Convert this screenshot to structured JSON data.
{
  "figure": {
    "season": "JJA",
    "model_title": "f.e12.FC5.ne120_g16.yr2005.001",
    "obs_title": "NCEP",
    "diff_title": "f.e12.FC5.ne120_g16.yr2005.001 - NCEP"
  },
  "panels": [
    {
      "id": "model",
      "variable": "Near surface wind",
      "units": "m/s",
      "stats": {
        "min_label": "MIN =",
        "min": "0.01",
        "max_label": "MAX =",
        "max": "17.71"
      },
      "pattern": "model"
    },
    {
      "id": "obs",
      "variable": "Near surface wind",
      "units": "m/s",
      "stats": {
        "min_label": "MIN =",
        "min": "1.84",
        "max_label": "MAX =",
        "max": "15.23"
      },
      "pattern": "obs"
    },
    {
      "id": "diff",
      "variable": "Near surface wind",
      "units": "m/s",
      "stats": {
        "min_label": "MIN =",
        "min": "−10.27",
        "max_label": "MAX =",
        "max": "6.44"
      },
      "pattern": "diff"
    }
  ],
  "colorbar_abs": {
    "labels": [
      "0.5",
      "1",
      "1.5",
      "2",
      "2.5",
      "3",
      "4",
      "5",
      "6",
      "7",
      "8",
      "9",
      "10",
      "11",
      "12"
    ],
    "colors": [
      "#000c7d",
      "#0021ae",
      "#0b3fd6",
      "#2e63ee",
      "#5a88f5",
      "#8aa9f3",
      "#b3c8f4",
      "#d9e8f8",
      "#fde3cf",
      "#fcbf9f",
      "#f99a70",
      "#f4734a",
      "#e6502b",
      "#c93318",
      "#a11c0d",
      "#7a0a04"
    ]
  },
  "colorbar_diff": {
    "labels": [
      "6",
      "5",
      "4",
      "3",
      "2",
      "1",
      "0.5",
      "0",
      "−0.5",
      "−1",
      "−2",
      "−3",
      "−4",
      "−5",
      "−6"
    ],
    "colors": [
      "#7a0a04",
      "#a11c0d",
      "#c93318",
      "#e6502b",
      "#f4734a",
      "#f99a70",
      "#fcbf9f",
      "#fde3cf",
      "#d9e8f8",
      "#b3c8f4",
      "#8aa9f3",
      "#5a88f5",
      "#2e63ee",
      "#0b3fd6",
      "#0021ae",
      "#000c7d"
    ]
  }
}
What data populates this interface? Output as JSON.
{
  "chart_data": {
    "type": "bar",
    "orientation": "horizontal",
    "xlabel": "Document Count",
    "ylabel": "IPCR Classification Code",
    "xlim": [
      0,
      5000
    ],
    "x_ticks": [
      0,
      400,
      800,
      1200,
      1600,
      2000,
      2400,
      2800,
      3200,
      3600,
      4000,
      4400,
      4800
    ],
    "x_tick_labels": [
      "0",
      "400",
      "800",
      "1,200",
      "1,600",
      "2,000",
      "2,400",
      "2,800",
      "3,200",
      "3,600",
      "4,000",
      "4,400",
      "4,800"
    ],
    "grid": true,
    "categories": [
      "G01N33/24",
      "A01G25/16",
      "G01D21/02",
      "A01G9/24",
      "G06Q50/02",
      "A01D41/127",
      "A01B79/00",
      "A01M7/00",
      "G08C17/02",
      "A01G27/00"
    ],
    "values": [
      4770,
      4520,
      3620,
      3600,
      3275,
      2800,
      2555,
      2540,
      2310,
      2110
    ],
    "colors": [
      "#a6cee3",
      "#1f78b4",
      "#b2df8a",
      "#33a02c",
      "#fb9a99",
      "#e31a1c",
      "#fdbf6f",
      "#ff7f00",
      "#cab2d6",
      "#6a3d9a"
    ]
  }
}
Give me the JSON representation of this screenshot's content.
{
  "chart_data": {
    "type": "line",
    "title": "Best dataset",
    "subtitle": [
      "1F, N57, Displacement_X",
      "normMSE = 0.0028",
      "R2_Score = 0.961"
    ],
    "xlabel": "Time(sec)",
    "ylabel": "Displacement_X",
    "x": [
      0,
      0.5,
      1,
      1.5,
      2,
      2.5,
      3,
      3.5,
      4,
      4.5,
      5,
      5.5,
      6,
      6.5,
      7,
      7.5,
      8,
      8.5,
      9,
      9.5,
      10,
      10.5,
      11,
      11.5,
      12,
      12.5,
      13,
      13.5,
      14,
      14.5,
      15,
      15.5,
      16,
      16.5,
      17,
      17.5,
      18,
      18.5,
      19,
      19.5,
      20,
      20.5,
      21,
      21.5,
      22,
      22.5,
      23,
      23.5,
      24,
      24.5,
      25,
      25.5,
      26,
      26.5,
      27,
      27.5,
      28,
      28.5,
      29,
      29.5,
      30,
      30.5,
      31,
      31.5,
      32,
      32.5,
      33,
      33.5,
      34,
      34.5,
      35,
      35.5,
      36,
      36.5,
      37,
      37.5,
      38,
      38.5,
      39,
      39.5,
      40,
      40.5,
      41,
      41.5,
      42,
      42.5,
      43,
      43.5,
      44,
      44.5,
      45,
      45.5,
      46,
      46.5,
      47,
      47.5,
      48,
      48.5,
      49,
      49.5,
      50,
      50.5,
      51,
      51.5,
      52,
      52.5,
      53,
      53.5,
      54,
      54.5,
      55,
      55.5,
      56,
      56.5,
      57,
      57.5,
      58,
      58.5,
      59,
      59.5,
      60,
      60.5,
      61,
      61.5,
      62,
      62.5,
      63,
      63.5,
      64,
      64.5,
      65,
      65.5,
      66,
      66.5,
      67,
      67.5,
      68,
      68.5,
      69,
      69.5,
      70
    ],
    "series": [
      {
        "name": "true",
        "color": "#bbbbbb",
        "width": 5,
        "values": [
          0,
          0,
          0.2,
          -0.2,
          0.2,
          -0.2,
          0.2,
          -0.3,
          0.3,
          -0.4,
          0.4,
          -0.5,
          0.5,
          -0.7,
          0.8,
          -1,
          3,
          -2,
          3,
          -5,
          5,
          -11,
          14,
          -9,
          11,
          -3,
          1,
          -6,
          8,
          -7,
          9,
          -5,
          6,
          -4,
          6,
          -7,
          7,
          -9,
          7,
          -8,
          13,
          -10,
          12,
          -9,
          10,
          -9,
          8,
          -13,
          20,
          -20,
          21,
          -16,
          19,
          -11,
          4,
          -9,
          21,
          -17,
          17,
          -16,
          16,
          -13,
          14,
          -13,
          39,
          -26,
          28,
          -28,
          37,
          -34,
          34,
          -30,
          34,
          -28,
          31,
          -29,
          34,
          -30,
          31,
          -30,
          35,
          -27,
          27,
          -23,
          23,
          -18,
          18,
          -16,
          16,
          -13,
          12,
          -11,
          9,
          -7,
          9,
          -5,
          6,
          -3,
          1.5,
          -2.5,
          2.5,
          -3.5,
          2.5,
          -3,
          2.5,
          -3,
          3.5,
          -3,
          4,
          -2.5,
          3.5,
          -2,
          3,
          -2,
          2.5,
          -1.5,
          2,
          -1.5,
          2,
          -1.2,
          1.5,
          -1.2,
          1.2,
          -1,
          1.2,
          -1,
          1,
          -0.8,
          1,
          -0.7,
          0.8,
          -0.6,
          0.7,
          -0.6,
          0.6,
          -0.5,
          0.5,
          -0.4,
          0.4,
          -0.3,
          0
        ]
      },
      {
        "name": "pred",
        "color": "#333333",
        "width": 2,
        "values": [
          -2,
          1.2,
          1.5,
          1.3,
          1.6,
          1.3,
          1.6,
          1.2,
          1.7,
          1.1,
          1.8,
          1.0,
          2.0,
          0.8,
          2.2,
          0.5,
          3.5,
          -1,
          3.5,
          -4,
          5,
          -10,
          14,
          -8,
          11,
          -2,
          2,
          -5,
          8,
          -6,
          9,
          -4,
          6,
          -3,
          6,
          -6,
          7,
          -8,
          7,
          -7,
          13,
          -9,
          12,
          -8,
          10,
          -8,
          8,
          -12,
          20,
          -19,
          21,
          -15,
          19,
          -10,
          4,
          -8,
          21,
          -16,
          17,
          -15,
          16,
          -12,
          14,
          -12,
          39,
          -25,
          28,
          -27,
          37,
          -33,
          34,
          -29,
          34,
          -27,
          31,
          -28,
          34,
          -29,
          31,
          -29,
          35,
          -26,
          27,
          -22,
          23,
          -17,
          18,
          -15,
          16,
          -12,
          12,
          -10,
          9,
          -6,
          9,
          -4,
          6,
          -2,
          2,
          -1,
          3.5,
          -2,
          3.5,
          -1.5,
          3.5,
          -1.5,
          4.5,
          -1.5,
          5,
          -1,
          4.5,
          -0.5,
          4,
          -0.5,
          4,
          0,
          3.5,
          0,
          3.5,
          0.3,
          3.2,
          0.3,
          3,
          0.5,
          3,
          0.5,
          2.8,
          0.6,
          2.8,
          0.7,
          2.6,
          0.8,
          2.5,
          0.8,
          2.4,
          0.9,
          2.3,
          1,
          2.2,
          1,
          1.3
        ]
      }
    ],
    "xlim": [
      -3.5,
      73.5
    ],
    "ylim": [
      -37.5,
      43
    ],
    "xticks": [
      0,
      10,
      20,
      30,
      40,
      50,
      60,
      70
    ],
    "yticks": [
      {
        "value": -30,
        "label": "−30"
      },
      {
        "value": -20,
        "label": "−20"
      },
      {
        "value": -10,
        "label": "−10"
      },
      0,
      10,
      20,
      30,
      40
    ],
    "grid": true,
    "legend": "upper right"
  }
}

#####

From the listing above, collect every line that mentions the word "this".

Full answer:
Convert this screenshot to structured JSON data.
What data populates this interface? Output as JSON.
Give me the JSON representation of this screenshot's content.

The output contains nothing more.